◆ OBJECTIVE A
According to the passage on hydrocarbon dew point control, what evaporative cooling medium is typically used in the invention?
◆ OBJECTIVE B
In the records, reproduce word for word the lines from the line containing "- paragraph: desarrollando" through the line containing "- paragraph: Nosotros", with both of those lines included.

◆ SELECTION
• • • •
Hydrocarbon Dew Point Control (HCDPC) of low pressure gas uses the concept of evaporative cooling, coupled with a gas expansion device which may either be a JT Valve, Static Expansion Devices or a Turbo-Expander, to chill the gas stream to condense and remove the heavier hydrocarbon components (NGLs) from the natural gas stream.


Evaporative cooling is the addition of water vapor into gas that is water dew pointed, which causes lowering the temperature of the gas. The energy needed to evaporate the water is taken from the gas in the form of sensible heat, which reduces the temperature of the gas, and converted into latent heat, the energy present in the water vapor component of the gas, whilst the gas remains at a constant enthalpy value. This conversion of sensible heat to latent heat is known as an adiabatic process because it occurs at a constant enthalpy value. Evaporative cooling therefore causes a drop in the temperature of gas proportional to the sensible heat drop and an increase in humidity (or water vapor content) of the gas proportional to the latent heat gain.


A simple example of natural evaporative cooling is perspiration, or sweat, secreted by the body, evaporation of which cools the body. The amount of heat transfer depends on the evaporation rate, however for each kilogram of water vaporized 2257 kJ of energy at 35° C. are transferred. The evaporation rate depends on the temperature and humidity of the air, which is why sweat accumulates more on humid days, as it does not evaporate fast enough.


The evaporative cooling medium as used in this invention is typically fresh (demineralized) water but may be any medium that achieves vaporization in the gas stream to convert sensible heat in the gas to latent heat of vaporization of the medium.


It is also noted that the description of the system as detailed in this document are mainly applicable for low pressure systems, where typically water is used as the evaporative medium, the concept as detailed here may also be used for high operating pressure systems with a suitable alternative evaporative medium.
• • • •
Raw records
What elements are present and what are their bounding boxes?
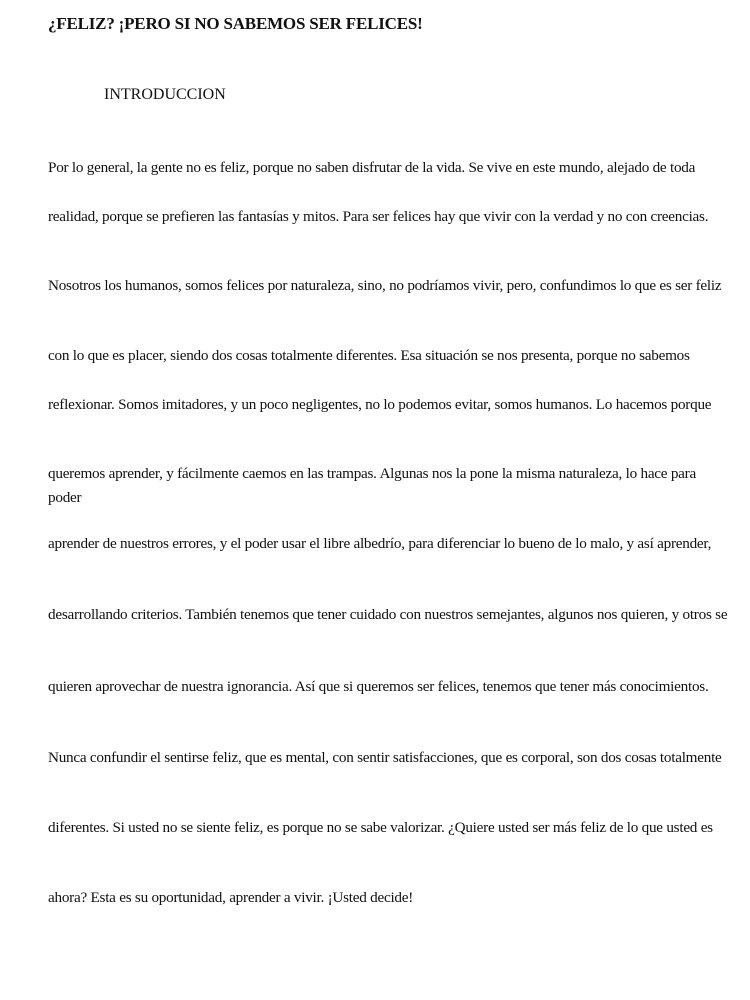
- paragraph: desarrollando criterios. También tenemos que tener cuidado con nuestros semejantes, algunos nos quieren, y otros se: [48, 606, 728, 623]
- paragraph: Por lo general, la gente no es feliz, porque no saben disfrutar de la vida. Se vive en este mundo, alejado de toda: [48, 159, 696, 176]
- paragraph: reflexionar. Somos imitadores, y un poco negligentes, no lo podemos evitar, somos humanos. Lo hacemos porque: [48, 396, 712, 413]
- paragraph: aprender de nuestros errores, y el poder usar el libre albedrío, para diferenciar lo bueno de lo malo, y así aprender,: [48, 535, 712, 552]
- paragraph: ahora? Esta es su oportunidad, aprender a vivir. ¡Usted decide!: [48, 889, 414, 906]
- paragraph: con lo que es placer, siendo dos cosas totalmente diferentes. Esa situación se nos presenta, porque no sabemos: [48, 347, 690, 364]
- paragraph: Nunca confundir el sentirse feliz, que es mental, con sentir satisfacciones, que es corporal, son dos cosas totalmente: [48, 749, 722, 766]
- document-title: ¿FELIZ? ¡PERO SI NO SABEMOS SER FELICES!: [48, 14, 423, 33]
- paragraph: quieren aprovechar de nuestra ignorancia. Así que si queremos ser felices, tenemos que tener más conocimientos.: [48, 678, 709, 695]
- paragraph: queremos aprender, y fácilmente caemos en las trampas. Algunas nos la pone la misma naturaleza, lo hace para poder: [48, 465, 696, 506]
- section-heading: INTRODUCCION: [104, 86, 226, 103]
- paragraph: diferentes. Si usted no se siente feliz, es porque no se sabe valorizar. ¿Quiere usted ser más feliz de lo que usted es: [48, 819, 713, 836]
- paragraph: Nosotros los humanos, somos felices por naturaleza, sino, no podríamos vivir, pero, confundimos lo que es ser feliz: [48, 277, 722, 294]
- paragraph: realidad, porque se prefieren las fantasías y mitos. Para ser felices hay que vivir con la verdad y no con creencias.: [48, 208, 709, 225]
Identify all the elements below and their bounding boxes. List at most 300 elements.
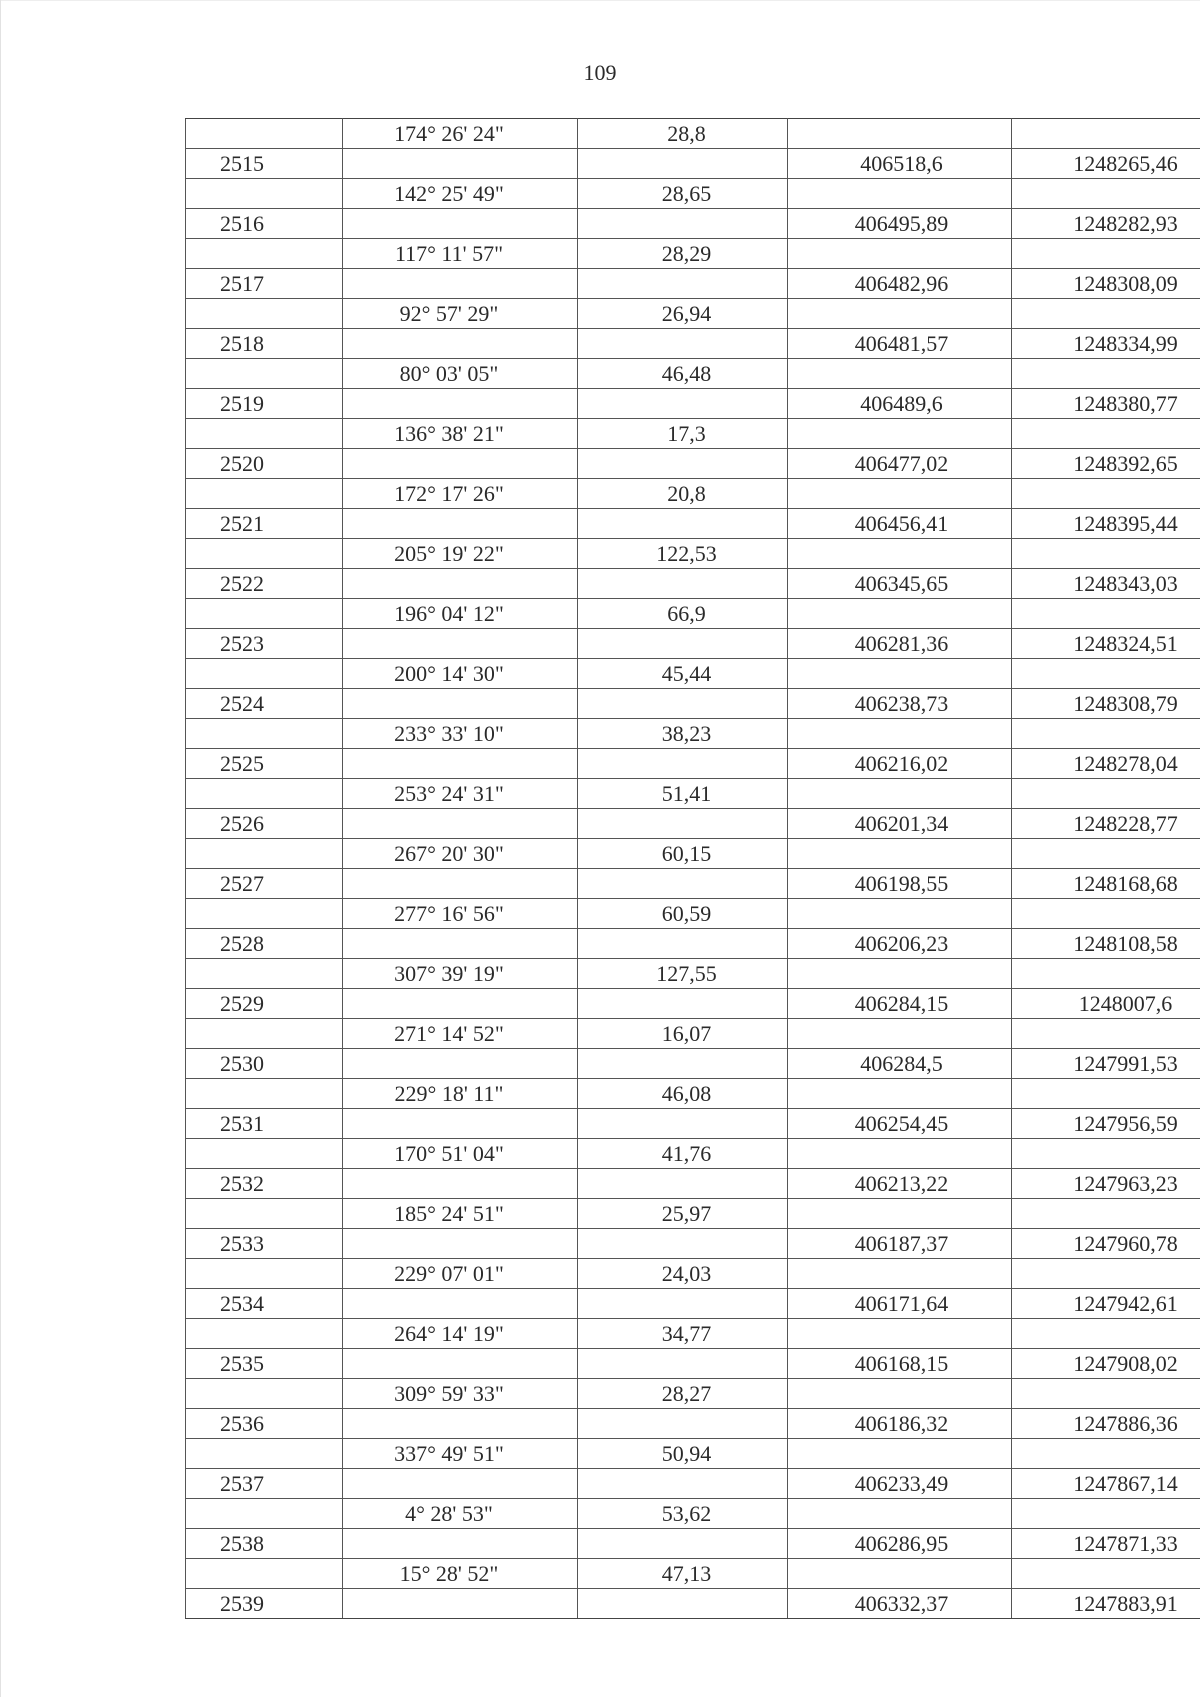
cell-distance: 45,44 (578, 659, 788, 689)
• • • •
◆ COMPLETE OUTPUT A
Fresh (demineralized) water.

◆ COMPLETE OUTPUT B
- paragraph: desarrollando criterios. También tenemos que tener cuidado con nuestros semejantes, algunos nos quieren, y otros se: [48, 606, 728, 623]
- paragraph: Por lo general, la gente no es feliz, porque no saben disfrutar de la vida. Se vive en este mundo, alejado de toda: [48, 159, 696, 176]
- paragraph: reflexionar. Somos imitadores, y un poco negligentes, no lo podemos evitar, somos humanos. Lo hacemos porque: [48, 396, 712, 413]
- paragraph: aprender de nuestros errores, y el poder usar el libre albedrío, para diferenciar lo bueno de lo malo, y así aprender,: [48, 535, 712, 552]
- paragraph: ahora? Esta es su oportunidad, aprender a vivir. ¡Usted decide!: [48, 889, 414, 906]
- paragraph: con lo que es placer, siendo dos cosas totalmente diferentes. Esa situación se nos presenta, porque no sabemos: [48, 347, 690, 364]
- paragraph: Nunca confundir el sentirse feliz, que es mental, con sentir satisfacciones, que es corporal, son dos cosas totalmente: [48, 749, 722, 766]
- document-title: ¿FELIZ? ¡PERO SI NO SABEMOS SER FELICES!: [48, 14, 423, 33]
- paragraph: quieren aprovechar de nuestra ignorancia. Así que si queremos ser felices, tenemos que tener más conocimientos.: [48, 678, 709, 695]
- paragraph: queremos aprender, y fácilmente caemos en las trampas. Algunas nos la pone la misma naturaleza, lo hace para poder: [48, 465, 696, 506]
- section-heading: INTRODUCCION: [104, 86, 226, 103]
- paragraph: diferentes. Si usted no se siente feliz, es porque no se sabe valorizar. ¿Quiere usted ser más feliz de lo que usted es: [48, 819, 713, 836]
- paragraph: Nosotros los humanos, somos felices por naturaleza, sino, no podríamos vivir, pero, confundimos lo que es ser feliz: [48, 277, 722, 294]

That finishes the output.